- Document extract:
====================

From time to time, I still return to the heath although I now live many miles from there. Whenever I do, I am struck at how small this ‘giant’ area to children’s eyes actually is. The difficult stage of my life, where the old tree supported me through despair, have long passed and the memory of it does not overshadow the pleasure that revisiting brings. Despite being a grown-up, I can still feel its magic.  I’m not alone in this for recently I read Hugh Thomson’s book, The Green Road Into The Trees, in which he crosses southern England on foot.  He too, feels the need to return to this very same heath in search of healing and finds it.  He believes that the mysteries of the Ancient World are not as far away from us as we tend to think for our mixed Celtic, Saxon and Viking heritage shapes not just the British landscape but also our souls.  Perhaps that’s where the magic comes from?

The Boy from London

I am a hills person.  I love walking – or even better – cross-country skiing in the mountains. I can also admire the huge skies and vistas of flat country.  However, it is with hills that I have always strongly identified with.  So, when I’m asked “where was home for you?” it isn’t the county of Buckinghamshire, or even the village I was brought up in that I respond with, it is the hills and the Chiltern Hills in particular.

A country lane in the Chiltern Hills winds its way through dense woodland

As a child, I lived on the very edge of the village and not being schooled locally and with no children of my own age nearby anyway, I learnt to spend many hours on my own during the lengthy holidays. Although our house was close to the River Thames I found fishing of limited interest preferring always to be out walking or cycling.  As I grew older I travelled further afield exploring the lanes, fields and woodlands, learning all the time about the ways of nature.  Back in the fifties and early sixties people seemed to have more time to answer inquisitive children about these things or, perhaps, it was just that in those days people were more connected with the natural world so were able to answer their questions.  Whatever the reason, I became more knowledgeable and enthusiastic about country ways than I ever did with schoolwork.  A consequence of this is, when asked the question, “where are you from?” I respond without hesitation (and with a certain degree of pride), “I’m a Chilterns man.”

====================

(Extracted data entries)
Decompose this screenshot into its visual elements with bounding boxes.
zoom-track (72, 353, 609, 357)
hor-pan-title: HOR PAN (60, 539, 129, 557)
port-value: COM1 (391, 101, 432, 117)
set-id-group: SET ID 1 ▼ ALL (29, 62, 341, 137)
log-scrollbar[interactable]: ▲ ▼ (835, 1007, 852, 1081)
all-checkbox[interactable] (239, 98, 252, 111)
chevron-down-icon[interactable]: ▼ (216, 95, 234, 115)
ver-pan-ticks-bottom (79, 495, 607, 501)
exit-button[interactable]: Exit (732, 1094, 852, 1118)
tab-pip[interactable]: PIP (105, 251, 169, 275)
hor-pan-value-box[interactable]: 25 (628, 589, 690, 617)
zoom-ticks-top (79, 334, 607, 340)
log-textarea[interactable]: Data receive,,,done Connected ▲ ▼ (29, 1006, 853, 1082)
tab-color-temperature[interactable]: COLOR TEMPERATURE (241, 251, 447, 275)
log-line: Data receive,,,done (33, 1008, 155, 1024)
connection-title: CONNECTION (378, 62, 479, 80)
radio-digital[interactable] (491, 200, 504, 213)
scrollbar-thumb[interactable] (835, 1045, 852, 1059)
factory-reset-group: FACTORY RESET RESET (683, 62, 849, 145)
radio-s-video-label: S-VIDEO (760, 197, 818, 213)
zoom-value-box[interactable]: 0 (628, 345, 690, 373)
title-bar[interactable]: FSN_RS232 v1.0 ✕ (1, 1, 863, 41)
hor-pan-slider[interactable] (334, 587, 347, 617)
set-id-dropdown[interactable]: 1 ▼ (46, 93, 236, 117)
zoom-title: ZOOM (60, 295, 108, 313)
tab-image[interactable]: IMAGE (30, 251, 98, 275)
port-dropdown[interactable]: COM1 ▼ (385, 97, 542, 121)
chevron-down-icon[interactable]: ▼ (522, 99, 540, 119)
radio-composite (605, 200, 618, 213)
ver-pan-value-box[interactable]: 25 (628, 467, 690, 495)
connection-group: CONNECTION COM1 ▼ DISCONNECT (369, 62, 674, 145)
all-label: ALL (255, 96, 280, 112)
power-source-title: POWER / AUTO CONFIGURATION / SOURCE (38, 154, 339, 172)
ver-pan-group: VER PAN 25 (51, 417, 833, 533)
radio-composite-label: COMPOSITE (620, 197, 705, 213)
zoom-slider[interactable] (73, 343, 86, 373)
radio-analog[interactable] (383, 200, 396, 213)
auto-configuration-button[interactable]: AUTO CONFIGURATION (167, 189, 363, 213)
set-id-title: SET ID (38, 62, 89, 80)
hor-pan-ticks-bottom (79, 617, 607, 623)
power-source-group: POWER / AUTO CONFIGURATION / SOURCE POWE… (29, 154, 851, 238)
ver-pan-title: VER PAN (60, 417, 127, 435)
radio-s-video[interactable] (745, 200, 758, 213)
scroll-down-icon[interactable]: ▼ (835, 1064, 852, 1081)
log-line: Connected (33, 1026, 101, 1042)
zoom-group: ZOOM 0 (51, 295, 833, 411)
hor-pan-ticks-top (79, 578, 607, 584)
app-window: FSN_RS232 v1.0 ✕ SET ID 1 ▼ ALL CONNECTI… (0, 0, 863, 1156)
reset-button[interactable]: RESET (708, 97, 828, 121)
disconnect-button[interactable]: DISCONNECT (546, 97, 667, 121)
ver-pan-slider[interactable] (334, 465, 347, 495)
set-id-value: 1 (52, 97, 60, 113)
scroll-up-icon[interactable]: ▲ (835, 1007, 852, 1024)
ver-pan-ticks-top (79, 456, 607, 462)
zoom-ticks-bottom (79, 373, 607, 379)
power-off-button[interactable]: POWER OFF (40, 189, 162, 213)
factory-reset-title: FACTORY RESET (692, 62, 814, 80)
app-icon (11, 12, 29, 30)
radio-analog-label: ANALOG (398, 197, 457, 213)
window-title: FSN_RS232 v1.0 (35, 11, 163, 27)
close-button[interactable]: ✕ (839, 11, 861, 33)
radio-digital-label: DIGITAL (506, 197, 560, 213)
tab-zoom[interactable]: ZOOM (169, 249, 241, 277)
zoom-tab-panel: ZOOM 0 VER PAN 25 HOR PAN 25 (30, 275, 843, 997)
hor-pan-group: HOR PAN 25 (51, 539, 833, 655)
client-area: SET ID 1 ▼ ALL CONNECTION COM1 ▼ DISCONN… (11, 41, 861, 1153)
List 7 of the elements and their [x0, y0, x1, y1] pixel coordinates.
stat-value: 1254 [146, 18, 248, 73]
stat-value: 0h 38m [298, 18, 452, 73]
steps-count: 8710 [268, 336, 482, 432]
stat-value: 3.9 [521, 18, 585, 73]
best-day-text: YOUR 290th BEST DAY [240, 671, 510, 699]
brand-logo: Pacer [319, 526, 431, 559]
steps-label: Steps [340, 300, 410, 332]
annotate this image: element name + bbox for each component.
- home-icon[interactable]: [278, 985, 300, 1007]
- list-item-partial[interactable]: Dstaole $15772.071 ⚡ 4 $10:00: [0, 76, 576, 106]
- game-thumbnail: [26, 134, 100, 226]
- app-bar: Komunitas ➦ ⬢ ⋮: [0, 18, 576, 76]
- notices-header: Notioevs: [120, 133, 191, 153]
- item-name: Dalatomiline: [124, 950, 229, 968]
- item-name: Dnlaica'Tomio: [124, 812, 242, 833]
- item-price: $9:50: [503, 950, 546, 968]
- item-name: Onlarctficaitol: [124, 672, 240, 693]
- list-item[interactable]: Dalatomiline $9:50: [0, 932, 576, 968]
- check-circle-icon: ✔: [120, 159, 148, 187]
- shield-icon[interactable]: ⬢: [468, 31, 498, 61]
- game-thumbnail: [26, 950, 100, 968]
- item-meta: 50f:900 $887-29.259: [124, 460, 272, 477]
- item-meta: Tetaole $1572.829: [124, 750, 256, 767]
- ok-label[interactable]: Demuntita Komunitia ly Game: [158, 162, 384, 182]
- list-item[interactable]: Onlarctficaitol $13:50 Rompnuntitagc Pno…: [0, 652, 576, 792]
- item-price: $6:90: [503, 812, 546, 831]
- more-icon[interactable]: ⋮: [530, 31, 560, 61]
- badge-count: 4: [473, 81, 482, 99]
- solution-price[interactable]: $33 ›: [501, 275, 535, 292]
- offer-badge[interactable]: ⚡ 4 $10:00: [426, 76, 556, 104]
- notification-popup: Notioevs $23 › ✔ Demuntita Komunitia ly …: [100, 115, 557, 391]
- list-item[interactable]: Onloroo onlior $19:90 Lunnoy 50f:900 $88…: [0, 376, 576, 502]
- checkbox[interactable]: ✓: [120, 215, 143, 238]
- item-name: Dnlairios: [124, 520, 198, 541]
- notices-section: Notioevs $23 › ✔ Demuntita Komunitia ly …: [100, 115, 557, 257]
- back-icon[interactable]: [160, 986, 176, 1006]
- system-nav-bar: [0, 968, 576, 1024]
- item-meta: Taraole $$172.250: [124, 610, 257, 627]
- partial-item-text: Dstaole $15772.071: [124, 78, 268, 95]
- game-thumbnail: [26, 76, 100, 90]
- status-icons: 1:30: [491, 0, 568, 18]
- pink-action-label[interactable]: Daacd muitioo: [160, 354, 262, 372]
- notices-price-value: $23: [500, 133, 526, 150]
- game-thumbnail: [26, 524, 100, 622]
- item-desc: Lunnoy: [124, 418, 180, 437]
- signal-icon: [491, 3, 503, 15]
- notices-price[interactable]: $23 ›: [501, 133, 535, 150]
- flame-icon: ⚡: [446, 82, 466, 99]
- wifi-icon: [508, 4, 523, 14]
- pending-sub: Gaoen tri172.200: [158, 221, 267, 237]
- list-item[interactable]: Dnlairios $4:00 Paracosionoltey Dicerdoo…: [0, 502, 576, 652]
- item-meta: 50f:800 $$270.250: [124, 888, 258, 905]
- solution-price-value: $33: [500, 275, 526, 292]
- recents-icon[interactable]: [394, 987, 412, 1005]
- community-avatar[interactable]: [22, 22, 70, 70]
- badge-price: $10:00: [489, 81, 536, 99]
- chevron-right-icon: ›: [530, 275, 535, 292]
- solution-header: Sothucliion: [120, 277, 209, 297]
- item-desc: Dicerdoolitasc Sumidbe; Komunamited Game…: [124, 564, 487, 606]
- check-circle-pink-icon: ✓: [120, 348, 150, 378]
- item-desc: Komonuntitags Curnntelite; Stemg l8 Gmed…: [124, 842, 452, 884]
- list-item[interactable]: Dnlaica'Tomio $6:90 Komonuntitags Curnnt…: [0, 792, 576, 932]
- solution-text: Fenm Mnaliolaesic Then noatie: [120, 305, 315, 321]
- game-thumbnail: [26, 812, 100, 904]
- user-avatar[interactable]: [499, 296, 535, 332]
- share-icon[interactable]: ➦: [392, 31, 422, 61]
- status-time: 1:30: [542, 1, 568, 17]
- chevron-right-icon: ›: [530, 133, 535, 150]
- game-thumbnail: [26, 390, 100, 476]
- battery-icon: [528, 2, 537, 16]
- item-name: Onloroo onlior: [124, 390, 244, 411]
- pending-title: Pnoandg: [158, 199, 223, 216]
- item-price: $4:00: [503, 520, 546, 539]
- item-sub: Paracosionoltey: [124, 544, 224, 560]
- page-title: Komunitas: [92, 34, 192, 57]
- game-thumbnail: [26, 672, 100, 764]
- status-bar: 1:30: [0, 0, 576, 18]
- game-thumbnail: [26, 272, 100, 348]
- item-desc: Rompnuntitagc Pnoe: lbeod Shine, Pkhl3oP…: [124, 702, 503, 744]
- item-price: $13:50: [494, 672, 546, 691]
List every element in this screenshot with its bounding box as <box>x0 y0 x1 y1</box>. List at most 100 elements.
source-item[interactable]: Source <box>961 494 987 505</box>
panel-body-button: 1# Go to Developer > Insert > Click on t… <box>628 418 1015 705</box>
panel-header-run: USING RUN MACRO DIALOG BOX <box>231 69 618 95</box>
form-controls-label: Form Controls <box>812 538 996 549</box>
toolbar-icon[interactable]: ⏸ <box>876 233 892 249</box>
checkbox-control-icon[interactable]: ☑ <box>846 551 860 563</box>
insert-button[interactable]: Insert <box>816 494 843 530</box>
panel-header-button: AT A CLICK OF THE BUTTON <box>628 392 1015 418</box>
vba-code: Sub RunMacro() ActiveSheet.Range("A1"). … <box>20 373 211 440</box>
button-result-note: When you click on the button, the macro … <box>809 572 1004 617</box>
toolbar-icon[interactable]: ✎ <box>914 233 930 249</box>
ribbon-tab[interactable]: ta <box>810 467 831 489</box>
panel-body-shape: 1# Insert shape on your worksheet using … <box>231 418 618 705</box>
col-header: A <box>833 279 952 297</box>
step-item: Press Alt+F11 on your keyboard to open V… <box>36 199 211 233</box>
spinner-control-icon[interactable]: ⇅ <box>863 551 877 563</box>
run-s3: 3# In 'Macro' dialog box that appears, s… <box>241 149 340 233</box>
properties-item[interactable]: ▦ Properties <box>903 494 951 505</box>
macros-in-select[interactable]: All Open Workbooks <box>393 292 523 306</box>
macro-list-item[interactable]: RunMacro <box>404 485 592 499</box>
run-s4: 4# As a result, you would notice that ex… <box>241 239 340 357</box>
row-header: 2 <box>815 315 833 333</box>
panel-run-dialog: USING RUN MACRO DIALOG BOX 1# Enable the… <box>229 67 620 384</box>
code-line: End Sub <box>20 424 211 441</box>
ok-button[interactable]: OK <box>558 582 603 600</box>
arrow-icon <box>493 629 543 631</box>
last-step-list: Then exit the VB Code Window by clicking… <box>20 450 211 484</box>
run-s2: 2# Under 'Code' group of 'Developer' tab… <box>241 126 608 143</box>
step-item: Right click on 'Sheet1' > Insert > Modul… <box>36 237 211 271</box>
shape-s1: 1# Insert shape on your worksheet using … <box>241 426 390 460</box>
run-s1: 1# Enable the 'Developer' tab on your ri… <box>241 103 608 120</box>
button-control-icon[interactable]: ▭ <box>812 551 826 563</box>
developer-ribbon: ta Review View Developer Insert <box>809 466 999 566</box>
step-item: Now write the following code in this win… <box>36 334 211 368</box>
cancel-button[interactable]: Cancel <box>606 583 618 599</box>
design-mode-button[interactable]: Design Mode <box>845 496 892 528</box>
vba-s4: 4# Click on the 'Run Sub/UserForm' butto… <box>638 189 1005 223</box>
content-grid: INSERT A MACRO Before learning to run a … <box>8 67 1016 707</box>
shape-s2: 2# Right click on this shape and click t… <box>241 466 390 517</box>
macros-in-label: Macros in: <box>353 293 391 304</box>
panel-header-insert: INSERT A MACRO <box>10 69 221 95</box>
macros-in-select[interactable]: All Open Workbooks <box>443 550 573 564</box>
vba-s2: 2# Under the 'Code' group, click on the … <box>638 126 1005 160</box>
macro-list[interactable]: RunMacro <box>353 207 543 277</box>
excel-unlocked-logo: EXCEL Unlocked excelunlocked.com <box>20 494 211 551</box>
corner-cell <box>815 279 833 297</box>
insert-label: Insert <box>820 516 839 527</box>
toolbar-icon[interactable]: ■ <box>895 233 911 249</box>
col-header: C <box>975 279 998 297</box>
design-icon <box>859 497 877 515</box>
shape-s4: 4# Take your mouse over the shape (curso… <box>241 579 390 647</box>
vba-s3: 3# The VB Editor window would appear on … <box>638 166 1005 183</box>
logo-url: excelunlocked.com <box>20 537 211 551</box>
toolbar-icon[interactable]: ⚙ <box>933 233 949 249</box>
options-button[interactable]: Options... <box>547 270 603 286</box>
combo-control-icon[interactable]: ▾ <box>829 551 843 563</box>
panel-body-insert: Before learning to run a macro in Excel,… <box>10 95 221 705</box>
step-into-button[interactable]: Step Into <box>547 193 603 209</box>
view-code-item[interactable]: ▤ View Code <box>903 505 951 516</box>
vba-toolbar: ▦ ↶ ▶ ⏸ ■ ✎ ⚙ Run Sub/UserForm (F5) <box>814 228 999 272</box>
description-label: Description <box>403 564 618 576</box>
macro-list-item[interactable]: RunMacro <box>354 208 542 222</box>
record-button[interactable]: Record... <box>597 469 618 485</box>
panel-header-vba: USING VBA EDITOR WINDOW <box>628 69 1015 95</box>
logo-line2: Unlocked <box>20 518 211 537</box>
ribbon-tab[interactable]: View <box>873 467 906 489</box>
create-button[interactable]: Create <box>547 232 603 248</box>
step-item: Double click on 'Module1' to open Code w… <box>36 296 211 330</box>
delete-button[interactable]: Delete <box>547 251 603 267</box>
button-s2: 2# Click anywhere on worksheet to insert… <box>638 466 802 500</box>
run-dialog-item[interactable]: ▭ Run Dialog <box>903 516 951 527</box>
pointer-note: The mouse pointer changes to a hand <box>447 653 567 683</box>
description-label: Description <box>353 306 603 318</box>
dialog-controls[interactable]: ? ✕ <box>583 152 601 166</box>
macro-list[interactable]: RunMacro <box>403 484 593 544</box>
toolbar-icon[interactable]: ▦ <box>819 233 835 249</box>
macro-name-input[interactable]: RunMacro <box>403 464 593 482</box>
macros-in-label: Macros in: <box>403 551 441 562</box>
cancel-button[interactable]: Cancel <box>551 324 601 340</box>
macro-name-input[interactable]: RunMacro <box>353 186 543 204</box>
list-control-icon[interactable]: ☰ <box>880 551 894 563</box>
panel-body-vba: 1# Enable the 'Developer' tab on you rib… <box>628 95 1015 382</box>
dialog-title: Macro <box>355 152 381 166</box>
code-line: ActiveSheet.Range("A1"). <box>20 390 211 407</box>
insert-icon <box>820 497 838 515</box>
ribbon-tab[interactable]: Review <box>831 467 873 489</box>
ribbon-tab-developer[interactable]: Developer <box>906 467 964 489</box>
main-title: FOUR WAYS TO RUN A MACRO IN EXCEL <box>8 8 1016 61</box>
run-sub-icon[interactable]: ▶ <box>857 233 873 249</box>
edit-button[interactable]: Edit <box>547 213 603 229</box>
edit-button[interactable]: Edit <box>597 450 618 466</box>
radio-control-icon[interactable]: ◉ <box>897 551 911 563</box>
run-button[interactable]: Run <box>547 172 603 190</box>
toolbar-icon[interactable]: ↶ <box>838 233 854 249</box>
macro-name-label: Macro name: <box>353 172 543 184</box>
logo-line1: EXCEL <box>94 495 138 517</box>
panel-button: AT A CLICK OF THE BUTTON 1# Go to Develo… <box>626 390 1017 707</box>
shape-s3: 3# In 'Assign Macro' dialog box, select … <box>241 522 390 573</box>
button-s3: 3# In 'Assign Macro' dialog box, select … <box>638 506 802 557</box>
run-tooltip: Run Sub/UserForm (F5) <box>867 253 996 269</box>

====================

- Written instruction:
Print everything in the Chiltern Hills excerpt from "From time to" down to "magic comes from?". The records were taken from a separate source.

- Reply:
From time to time, I still return to the heath although I now live many miles from there. Whenever I do, I am struck at how small this ‘giant’ area to children’s eyes actually is. The difficult stage of my life, where the old tree supported me through despair, have long passed and the memory of it does not overshadow the pleasure that revisiting brings. Despite being a grown-up, I can still feel its magic.  I’m not alone in this for recently I read Hugh Thomson’s book, The Green Road Into The Trees, in which he crosses southern England on foot.  He too, feels the need to return to this very same heath in search of healing and finds it.  He believes that the mysteries of the Ancient World are not as far away from us as we tend to think for our mixed Celtic, Saxon and Viking heritage shapes not just the British landscape but also our souls.  Perhaps that’s where the magic comes from?